▶ _Written exercise_:
Scan the data below for the string "BALANUS". Copy every line where it appears.

A run of records
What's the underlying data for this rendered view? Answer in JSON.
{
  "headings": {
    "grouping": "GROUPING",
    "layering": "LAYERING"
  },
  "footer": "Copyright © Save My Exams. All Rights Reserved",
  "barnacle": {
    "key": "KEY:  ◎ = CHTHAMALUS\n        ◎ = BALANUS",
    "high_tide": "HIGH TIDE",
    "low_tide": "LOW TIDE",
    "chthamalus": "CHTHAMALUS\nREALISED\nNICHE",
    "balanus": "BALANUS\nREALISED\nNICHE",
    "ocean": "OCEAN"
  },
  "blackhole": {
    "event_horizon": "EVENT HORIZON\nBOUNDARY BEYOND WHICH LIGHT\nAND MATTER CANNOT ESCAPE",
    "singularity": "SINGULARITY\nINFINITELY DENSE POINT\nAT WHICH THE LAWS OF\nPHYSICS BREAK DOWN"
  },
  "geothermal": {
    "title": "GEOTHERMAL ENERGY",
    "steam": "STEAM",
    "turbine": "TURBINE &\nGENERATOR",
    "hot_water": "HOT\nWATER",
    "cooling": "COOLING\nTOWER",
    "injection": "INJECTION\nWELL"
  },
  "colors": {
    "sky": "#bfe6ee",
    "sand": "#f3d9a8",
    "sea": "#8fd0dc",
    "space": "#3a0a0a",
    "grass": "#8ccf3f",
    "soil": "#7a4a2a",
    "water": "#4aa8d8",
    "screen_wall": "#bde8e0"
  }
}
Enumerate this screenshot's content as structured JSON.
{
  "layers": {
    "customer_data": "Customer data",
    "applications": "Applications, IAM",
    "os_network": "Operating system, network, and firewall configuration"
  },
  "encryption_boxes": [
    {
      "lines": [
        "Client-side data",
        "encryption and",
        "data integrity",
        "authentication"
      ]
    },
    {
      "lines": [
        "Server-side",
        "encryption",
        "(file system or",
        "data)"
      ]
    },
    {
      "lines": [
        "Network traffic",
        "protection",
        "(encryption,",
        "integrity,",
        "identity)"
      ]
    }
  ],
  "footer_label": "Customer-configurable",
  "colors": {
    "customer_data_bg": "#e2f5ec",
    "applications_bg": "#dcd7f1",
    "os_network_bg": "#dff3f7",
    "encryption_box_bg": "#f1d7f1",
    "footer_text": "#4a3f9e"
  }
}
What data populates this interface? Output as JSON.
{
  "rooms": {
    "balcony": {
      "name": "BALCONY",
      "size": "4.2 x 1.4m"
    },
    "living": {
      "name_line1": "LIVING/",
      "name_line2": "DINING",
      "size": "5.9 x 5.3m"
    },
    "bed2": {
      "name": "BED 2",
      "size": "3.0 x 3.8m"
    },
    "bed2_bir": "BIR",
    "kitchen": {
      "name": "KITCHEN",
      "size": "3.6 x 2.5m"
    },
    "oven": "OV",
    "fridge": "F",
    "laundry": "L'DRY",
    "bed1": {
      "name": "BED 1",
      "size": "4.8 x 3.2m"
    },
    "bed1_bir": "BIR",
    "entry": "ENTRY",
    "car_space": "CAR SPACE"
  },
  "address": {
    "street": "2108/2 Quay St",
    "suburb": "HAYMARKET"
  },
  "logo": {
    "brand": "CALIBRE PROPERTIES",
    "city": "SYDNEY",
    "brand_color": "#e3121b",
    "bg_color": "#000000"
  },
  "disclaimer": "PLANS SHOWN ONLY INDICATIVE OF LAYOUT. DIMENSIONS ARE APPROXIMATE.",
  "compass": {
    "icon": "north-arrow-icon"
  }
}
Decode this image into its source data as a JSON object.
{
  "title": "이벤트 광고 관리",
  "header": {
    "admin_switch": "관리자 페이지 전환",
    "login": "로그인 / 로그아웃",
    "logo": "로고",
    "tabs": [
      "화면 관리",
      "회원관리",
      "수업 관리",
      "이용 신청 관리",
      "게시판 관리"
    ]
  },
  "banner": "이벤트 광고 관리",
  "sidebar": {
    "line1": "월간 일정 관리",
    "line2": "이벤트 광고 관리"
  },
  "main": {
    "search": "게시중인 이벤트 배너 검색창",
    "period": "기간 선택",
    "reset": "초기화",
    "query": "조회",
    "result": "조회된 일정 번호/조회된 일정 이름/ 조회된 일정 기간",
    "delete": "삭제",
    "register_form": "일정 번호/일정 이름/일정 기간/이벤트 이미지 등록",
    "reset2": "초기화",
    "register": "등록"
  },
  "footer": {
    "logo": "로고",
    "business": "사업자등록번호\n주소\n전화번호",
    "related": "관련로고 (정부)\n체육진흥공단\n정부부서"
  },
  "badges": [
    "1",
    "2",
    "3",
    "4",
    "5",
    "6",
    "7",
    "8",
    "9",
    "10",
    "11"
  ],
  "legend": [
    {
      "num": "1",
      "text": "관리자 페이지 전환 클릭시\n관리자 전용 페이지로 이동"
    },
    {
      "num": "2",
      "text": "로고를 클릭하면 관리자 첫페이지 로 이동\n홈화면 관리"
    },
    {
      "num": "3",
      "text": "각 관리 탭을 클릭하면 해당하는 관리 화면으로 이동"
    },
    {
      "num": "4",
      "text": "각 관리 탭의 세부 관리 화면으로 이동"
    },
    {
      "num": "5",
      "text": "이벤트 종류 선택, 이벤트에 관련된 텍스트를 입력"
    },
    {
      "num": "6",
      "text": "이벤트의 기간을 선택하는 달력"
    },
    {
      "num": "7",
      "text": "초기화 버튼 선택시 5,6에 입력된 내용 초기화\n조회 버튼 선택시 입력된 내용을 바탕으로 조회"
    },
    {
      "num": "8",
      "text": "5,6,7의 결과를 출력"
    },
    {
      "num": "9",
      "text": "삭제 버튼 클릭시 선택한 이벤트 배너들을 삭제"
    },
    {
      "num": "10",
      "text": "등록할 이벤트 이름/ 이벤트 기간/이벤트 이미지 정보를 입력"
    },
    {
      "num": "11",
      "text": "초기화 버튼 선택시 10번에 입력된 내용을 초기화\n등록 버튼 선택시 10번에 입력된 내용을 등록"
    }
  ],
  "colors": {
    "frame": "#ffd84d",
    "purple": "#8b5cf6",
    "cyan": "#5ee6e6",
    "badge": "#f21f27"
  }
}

▶ _Task result_:
    "key": "KEY:  ◎ = CHTHAMALUS\n        ◎ = BALANUS",
    "balanus": "BALANUS\nREALISED\nNICHE",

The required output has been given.